Copy out all of the data below with no alterations.

● ● ●

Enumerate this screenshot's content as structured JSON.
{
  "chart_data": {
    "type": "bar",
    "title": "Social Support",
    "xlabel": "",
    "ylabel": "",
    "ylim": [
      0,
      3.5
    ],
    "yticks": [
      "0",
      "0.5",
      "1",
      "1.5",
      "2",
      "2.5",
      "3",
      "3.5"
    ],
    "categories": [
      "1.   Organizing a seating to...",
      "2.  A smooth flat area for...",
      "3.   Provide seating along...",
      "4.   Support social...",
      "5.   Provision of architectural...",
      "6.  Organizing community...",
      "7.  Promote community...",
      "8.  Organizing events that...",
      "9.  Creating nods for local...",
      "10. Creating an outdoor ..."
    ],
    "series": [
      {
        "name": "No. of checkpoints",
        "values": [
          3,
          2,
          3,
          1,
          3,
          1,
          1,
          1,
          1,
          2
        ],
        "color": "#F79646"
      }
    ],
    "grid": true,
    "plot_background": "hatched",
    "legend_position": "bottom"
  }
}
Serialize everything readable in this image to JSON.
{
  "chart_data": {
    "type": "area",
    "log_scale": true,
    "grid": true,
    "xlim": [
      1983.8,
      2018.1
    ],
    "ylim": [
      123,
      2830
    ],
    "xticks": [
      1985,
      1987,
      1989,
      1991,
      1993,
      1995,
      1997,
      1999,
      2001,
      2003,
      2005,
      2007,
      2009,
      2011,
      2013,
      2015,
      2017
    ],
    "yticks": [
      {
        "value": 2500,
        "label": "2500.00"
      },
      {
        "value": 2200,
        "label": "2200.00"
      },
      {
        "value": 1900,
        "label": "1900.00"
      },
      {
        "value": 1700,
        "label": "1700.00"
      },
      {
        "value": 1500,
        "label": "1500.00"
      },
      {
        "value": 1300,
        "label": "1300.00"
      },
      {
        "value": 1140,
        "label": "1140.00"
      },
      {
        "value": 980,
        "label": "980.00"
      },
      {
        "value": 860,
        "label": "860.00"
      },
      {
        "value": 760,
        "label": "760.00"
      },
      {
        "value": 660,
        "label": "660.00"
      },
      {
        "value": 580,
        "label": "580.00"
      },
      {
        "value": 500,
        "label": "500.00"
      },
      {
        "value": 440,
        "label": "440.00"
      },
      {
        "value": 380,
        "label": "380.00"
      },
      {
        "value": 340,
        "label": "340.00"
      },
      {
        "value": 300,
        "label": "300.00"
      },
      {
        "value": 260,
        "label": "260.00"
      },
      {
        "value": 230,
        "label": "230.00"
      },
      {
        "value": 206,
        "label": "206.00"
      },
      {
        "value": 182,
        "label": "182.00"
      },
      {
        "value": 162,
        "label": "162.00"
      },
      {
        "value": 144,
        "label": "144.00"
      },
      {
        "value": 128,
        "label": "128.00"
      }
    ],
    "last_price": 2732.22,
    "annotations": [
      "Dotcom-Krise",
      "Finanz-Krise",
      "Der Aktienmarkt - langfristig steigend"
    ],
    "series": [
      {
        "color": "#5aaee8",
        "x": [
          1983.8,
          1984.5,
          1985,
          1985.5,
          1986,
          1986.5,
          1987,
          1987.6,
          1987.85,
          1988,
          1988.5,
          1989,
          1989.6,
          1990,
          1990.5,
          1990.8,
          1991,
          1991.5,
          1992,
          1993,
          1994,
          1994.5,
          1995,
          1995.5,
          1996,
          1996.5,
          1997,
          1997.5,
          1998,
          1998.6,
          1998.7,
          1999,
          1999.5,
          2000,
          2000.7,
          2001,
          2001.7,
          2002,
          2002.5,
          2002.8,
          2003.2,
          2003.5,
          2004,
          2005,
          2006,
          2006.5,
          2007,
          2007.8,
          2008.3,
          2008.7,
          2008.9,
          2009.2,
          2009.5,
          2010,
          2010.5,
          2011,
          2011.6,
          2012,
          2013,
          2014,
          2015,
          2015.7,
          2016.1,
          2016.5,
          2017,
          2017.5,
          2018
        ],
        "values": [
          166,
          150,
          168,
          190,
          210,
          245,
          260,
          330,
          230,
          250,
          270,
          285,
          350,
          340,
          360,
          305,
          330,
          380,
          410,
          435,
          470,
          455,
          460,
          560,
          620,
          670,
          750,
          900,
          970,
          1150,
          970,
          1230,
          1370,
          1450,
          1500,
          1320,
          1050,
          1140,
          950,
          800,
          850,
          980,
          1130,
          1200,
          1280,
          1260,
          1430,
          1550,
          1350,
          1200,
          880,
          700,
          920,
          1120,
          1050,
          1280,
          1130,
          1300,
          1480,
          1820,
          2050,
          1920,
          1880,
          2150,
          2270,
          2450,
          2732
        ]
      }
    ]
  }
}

● ● ●

## COMPLETED TASK
Enumerate this screenshot's content as structured JSON.
{
  "chart_data": {
    "type": "bar",
    "title": "Social Support",
    "xlabel": "",
    "ylabel": "",
    "ylim": [
      0,
      3.5
    ],
    "yticks": [
      "0",
      "0.5",
      "1",
      "1.5",
      "2",
      "2.5",
      "3",
      "3.5"
    ],
    "categories": [
      "1.   Organizing a seating to...",
      "2.  A smooth flat area for...",
      "3.   Provide seating along...",
      "4.   Support social...",
      "5.   Provision of architectural...",
      "6.  Organizing community...",
      "7.  Promote community...",
      "8.  Organizing events that...",
      "9.  Creating nods for local...",
      "10. Creating an outdoor ..."
    ],
    "series": [
      {
        "name": "No. of checkpoints",
        "values": [
          3,
          2,
          3,
          1,
          3,
          1,
          1,
          1,
          1,
          2
        ],
        "color": "#F79646"
      }
    ],
    "grid": true,
    "plot_background": "hatched",
    "legend_position": "bottom"
  }
}
Serialize everything readable in this image to JSON.
{
  "chart_data": {
    "type": "area",
    "log_scale": true,
    "grid": true,
    "xlim": [
      1983.8,
      2018.1
    ],
    "ylim": [
      123,
      2830
    ],
    "xticks": [
      1985,
      1987,
      1989,
      1991,
      1993,
      1995,
      1997,
      1999,
      2001,
      2003,
      2005,
      2007,
      2009,
      2011,
      2013,
      2015,
      2017
    ],
    "yticks": [
      {
        "value": 2500,
        "label": "2500.00"
      },
      {
        "value": 2200,
        "label": "2200.00"
      },
      {
        "value": 1900,
        "label": "1900.00"
      },
      {
        "value": 1700,
        "label": "1700.00"
      },
      {
        "value": 1500,
        "label": "1500.00"
      },
      {
        "value": 1300,
        "label": "1300.00"
      },
      {
        "value": 1140,
        "label": "1140.00"
      },
      {
        "value": 980,
        "label": "980.00"
      },
      {
        "value": 860,
        "label": "860.00"
      },
      {
        "value": 760,
        "label": "760.00"
      },
      {
        "value": 660,
        "label": "660.00"
      },
      {
        "value": 580,
        "label": "580.00"
      },
      {
        "value": 500,
        "label": "500.00"
      },
      {
        "value": 440,
        "label": "440.00"
      },
      {
        "value": 380,
        "label": "380.00"
      },
      {
        "value": 340,
        "label": "340.00"
      },
      {
        "value": 300,
        "label": "300.00"
      },
      {
        "value": 260,
        "label": "260.00"
      },
      {
        "value": 230,
        "label": "230.00"
      },
      {
        "value": 206,
        "label": "206.00"
      },
      {
        "value": 182,
        "label": "182.00"
      },
      {
        "value": 162,
        "label": "162.00"
      },
      {
        "value": 144,
        "label": "144.00"
      },
      {
        "value": 128,
        "label": "128.00"
      }
    ],
    "last_price": 2732.22,
    "annotations": [
      "Dotcom-Krise",
      "Finanz-Krise",
      "Der Aktienmarkt - langfristig steigend"
    ],
    "series": [
      {
        "color": "#5aaee8",
        "x": [
          1983.8,
          1984.5,
          1985,
          1985.5,
          1986,
          1986.5,
          1987,
          1987.6,
          1987.85,
          1988,
          1988.5,
          1989,
          1989.6,
          1990,
          1990.5,
          1990.8,
          1991,
          1991.5,
          1992,
          1993,
          1994,
          1994.5,
          1995,
          1995.5,
          1996,
          1996.5,
          1997,
          1997.5,
          1998,
          1998.6,
          1998.7,
          1999,
          1999.5,
          2000,
          2000.7,
          2001,
          2001.7,
          2002,
          2002.5,
          2002.8,
          2003.2,
          2003.5,
          2004,
          2005,
          2006,
          2006.5,
          2007,
          2007.8,
          2008.3,
          2008.7,
          2008.9,
          2009.2,
          2009.5,
          2010,
          2010.5,
          2011,
          2011.6,
          2012,
          2013,
          2014,
          2015,
          2015.7,
          2016.1,
          2016.5,
          2017,
          2017.5,
          2018
        ],
        "values": [
          166,
          150,
          168,
          190,
          210,
          245,
          260,
          330,
          230,
          250,
          270,
          285,
          350,
          340,
          360,
          305,
          330,
          380,
          410,
          435,
          470,
          455,
          460,
          560,
          620,
          670,
          750,
          900,
          970,
          1150,
          970,
          1230,
          1370,
          1450,
          1500,
          1320,
          1050,
          1140,
          950,
          800,
          850,
          980,
          1130,
          1200,
          1280,
          1260,
          1430,
          1550,
          1350,
          1200,
          880,
          700,
          920,
          1120,
          1050,
          1280,
          1130,
          1300,
          1480,
          1820,
          2050,
          1920,
          1880,
          2150,
          2270,
          2450,
          2732
        ]
      }
    ]
  }
}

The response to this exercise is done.